• TASK PROMPT: Transcribe each record word for word. Skip the images.

• SOURCE DATA:

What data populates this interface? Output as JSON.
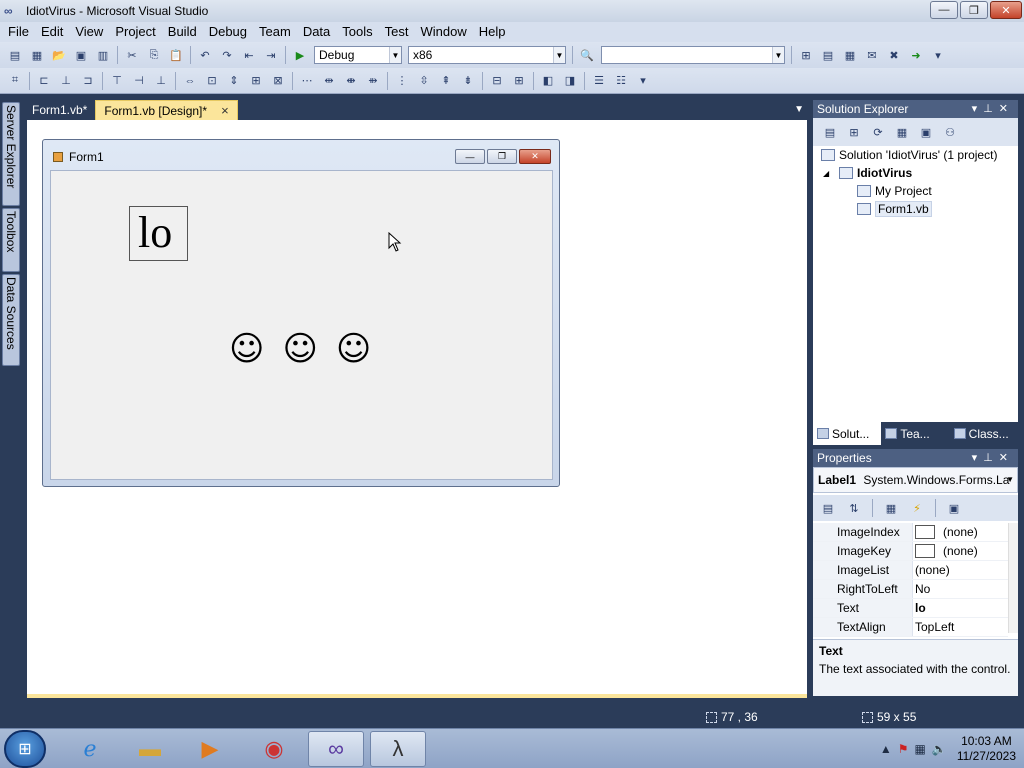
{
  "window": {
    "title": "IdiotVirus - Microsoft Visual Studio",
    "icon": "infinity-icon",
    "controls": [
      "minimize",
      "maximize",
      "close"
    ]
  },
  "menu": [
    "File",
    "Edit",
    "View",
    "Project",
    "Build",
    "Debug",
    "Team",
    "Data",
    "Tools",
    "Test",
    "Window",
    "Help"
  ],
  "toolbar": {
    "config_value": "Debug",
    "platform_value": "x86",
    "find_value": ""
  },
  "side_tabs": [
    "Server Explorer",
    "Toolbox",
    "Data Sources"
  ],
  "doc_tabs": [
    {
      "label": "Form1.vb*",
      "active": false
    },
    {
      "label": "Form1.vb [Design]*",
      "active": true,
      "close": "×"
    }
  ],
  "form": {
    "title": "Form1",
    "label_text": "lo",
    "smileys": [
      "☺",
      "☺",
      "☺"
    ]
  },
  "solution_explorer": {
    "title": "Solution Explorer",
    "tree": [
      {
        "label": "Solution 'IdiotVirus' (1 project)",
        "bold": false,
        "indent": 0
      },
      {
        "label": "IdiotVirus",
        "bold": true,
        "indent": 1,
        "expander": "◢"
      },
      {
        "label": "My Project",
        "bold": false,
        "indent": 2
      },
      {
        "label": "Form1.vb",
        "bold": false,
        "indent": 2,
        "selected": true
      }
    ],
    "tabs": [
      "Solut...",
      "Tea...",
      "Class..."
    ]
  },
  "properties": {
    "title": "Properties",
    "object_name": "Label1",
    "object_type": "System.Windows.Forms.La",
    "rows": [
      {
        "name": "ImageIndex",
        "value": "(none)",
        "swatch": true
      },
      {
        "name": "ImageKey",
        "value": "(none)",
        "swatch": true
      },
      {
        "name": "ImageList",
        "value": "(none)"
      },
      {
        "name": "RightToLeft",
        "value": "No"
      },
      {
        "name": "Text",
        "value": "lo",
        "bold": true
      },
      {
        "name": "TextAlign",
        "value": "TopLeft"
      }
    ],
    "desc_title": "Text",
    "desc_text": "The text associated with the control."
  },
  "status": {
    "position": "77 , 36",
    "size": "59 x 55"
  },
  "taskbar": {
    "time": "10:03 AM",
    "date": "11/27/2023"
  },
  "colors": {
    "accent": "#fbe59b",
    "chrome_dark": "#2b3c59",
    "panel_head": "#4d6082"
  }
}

• EXPECTED OUTPUT:
What data populates this interface? Output as JSON.
{
  "window": {
    "title": "IdiotVirus - Microsoft Visual Studio",
    "icon": "infinity-icon",
    "controls": [
      "minimize",
      "maximize",
      "close"
    ]
  },
  "menu": [
    "File",
    "Edit",
    "View",
    "Project",
    "Build",
    "Debug",
    "Team",
    "Data",
    "Tools",
    "Test",
    "Window",
    "Help"
  ],
  "toolbar": {
    "config_value": "Debug",
    "platform_value": "x86",
    "find_value": ""
  },
  "side_tabs": [
    "Server Explorer",
    "Toolbox",
    "Data Sources"
  ],
  "doc_tabs": [
    {
      "label": "Form1.vb*",
      "active": false
    },
    {
      "label": "Form1.vb [Design]*",
      "active": true,
      "close": "×"
    }
  ],
  "form": {
    "title": "Form1",
    "label_text": "lo",
    "smileys": [
      "☺",
      "☺",
      "☺"
    ]
  },
  "solution_explorer": {
    "title": "Solution Explorer",
    "tree": [
      {
        "label": "Solution 'IdiotVirus' (1 project)",
        "bold": false,
        "indent": 0
      },
      {
        "label": "IdiotVirus",
        "bold": true,
        "indent": 1,
        "expander": "◢"
      },
      {
        "label": "My Project",
        "bold": false,
        "indent": 2
      },
      {
        "label": "Form1.vb",
        "bold": false,
        "indent": 2,
        "selected": true
      }
    ],
    "tabs": [
      "Solut...",
      "Tea...",
      "Class..."
    ]
  },
  "properties": {
    "title": "Properties",
    "object_name": "Label1",
    "object_type": "System.Windows.Forms.La",
    "rows": [
      {
        "name": "ImageIndex",
        "value": "(none)",
        "swatch": true
      },
      {
        "name": "ImageKey",
        "value": "(none)",
        "swatch": true
      },
      {
        "name": "ImageList",
        "value": "(none)"
      },
      {
        "name": "RightToLeft",
        "value": "No"
      },
      {
        "name": "Text",
        "value": "lo",
        "bold": true
      },
      {
        "name": "TextAlign",
        "value": "TopLeft"
      }
    ],
    "desc_title": "Text",
    "desc_text": "The text associated with the control."
  },
  "status": {
    "position": "77 , 36",
    "size": "59 x 55"
  },
  "taskbar": {
    "time": "10:03 AM",
    "date": "11/27/2023"
  },
  "colors": {
    "accent": "#fbe59b",
    "chrome_dark": "#2b3c59",
    "panel_head": "#4d6082"
  }
}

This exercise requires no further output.